Task input -
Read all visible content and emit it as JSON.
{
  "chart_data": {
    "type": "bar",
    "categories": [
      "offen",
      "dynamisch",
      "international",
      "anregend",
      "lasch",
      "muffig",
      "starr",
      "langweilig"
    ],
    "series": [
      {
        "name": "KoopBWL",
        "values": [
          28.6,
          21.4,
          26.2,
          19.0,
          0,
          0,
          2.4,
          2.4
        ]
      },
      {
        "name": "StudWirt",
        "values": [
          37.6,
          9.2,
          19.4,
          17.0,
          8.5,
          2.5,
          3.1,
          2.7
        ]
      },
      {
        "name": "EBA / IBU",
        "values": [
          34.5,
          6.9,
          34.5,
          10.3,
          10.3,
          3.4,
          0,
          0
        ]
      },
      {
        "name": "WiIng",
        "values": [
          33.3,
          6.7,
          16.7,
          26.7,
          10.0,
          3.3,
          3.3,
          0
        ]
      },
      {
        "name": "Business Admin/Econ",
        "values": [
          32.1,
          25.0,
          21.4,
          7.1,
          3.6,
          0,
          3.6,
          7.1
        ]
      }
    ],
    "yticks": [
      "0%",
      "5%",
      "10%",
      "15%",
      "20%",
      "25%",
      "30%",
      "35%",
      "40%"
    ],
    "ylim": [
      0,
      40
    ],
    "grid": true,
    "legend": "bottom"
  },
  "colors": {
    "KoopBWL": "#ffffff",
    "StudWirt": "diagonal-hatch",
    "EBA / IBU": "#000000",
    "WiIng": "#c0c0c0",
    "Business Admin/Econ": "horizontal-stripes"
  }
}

Exercise prompt -
Print the material once more, exactly.

Complete output -
Read all visible content and emit it as JSON.
{
  "chart_data": {
    "type": "bar",
    "categories": [
      "offen",
      "dynamisch",
      "international",
      "anregend",
      "lasch",
      "muffig",
      "starr",
      "langweilig"
    ],
    "series": [
      {
        "name": "KoopBWL",
        "values": [
          28.6,
          21.4,
          26.2,
          19.0,
          0,
          0,
          2.4,
          2.4
        ]
      },
      {
        "name": "StudWirt",
        "values": [
          37.6,
          9.2,
          19.4,
          17.0,
          8.5,
          2.5,
          3.1,
          2.7
        ]
      },
      {
        "name": "EBA / IBU",
        "values": [
          34.5,
          6.9,
          34.5,
          10.3,
          10.3,
          3.4,
          0,
          0
        ]
      },
      {
        "name": "WiIng",
        "values": [
          33.3,
          6.7,
          16.7,
          26.7,
          10.0,
          3.3,
          3.3,
          0
        ]
      },
      {
        "name": "Business Admin/Econ",
        "values": [
          32.1,
          25.0,
          21.4,
          7.1,
          3.6,
          0,
          3.6,
          7.1
        ]
      }
    ],
    "yticks": [
      "0%",
      "5%",
      "10%",
      "15%",
      "20%",
      "25%",
      "30%",
      "35%",
      "40%"
    ],
    "ylim": [
      0,
      40
    ],
    "grid": true,
    "legend": "bottom"
  },
  "colors": {
    "KoopBWL": "#ffffff",
    "StudWirt": "diagonal-hatch",
    "EBA / IBU": "#000000",
    "WiIng": "#c0c0c0",
    "Business Admin/Econ": "horizontal-stripes"
  }
}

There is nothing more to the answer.